▸ **Work required**: Return each line that holds the word "JSON".

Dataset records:

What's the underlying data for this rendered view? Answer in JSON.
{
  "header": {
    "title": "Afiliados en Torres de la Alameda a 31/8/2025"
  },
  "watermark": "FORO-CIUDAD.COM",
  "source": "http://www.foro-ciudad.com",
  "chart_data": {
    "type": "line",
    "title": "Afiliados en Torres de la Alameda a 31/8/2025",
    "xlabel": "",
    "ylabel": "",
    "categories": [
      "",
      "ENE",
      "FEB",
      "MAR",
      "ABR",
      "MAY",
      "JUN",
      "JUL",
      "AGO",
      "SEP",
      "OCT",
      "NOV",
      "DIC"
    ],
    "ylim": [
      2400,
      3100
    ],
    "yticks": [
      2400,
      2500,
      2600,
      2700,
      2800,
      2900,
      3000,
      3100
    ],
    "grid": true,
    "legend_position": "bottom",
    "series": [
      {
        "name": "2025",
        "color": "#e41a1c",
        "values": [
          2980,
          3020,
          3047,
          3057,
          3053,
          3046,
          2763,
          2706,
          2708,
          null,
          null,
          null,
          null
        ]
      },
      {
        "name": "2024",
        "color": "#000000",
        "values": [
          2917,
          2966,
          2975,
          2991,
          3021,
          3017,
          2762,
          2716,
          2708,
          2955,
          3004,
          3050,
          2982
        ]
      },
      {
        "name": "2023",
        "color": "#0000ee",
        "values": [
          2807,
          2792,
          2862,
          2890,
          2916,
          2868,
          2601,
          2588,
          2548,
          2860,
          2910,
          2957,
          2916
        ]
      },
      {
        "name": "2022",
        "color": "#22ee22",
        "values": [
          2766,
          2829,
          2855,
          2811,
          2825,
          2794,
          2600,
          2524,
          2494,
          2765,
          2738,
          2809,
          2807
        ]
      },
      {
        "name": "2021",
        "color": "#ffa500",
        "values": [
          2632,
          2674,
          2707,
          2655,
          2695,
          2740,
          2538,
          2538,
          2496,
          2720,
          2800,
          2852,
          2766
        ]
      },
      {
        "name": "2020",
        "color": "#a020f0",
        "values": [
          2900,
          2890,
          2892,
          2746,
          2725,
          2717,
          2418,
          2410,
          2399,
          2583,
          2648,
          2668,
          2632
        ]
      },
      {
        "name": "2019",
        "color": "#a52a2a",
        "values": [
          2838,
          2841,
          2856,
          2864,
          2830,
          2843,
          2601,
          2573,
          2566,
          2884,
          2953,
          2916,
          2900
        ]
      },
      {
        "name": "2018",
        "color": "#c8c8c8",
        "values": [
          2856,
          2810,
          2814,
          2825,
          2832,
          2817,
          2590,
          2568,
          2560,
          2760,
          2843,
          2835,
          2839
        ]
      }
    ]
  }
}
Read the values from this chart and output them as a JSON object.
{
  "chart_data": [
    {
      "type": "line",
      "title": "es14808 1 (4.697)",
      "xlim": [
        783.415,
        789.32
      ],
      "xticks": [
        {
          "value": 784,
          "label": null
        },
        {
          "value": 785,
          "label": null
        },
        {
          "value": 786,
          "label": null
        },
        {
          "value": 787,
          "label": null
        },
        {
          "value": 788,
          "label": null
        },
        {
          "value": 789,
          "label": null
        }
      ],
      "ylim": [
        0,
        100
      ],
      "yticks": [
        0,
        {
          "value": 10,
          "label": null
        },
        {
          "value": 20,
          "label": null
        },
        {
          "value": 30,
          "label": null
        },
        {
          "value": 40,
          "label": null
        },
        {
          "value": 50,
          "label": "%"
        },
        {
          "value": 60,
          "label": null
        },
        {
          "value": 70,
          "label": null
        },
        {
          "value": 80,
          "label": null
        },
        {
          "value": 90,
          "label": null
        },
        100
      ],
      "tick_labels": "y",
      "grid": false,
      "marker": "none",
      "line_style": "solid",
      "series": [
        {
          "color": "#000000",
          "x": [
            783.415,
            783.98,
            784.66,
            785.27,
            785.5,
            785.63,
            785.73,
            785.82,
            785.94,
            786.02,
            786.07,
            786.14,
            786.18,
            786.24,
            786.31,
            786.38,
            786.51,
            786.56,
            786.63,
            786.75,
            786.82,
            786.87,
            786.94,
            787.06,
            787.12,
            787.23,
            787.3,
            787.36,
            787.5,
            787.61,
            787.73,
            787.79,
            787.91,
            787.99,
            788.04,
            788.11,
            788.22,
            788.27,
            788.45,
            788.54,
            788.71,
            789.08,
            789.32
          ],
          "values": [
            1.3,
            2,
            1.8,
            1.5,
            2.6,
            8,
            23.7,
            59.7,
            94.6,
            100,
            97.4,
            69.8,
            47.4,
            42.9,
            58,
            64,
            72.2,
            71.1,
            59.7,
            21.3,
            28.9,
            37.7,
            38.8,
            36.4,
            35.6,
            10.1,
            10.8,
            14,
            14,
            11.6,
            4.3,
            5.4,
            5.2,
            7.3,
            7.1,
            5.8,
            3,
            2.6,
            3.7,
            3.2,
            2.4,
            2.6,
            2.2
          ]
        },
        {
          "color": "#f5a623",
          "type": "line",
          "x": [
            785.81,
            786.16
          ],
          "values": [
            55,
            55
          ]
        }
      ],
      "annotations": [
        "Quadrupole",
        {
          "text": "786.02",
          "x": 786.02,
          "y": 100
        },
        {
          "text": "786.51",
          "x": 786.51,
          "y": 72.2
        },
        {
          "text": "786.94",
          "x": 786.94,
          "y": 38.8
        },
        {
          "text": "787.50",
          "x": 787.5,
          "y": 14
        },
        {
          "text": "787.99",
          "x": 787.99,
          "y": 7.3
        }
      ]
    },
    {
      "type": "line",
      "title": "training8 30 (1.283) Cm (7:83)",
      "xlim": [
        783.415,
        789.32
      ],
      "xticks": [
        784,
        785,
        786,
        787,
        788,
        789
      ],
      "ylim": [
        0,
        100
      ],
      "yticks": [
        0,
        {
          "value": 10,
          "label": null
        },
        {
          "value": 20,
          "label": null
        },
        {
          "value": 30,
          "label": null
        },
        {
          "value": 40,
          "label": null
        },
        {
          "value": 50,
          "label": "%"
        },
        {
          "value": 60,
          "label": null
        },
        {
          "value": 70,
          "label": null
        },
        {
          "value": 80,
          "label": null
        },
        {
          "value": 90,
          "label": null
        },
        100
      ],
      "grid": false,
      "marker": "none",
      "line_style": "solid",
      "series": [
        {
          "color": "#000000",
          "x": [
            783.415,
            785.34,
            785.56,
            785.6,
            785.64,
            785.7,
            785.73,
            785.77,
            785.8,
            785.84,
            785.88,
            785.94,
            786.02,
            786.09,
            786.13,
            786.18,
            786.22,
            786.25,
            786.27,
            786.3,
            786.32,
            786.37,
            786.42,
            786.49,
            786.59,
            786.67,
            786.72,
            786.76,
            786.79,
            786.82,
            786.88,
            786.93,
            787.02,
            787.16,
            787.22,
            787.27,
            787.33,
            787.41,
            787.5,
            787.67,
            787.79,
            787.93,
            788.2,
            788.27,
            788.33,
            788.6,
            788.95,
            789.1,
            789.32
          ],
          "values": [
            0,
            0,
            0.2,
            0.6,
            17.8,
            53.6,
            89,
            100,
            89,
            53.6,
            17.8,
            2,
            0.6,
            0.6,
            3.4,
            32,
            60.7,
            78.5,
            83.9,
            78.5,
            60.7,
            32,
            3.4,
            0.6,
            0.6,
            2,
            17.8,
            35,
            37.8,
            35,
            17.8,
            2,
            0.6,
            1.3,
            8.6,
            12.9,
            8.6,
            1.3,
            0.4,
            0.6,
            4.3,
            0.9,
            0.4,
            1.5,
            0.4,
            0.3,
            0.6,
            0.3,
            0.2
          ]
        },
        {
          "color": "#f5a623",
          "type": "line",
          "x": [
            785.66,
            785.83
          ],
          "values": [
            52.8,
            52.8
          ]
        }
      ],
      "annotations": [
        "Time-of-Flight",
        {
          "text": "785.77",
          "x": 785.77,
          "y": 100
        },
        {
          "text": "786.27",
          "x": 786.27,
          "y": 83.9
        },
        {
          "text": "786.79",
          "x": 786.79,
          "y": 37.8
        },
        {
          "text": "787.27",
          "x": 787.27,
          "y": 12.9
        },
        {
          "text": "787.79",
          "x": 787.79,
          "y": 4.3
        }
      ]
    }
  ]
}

▸ **Written solution**:
What's the underlying data for this rendered view? Answer in JSON.
Read the values from this chart and output them as a JSON object.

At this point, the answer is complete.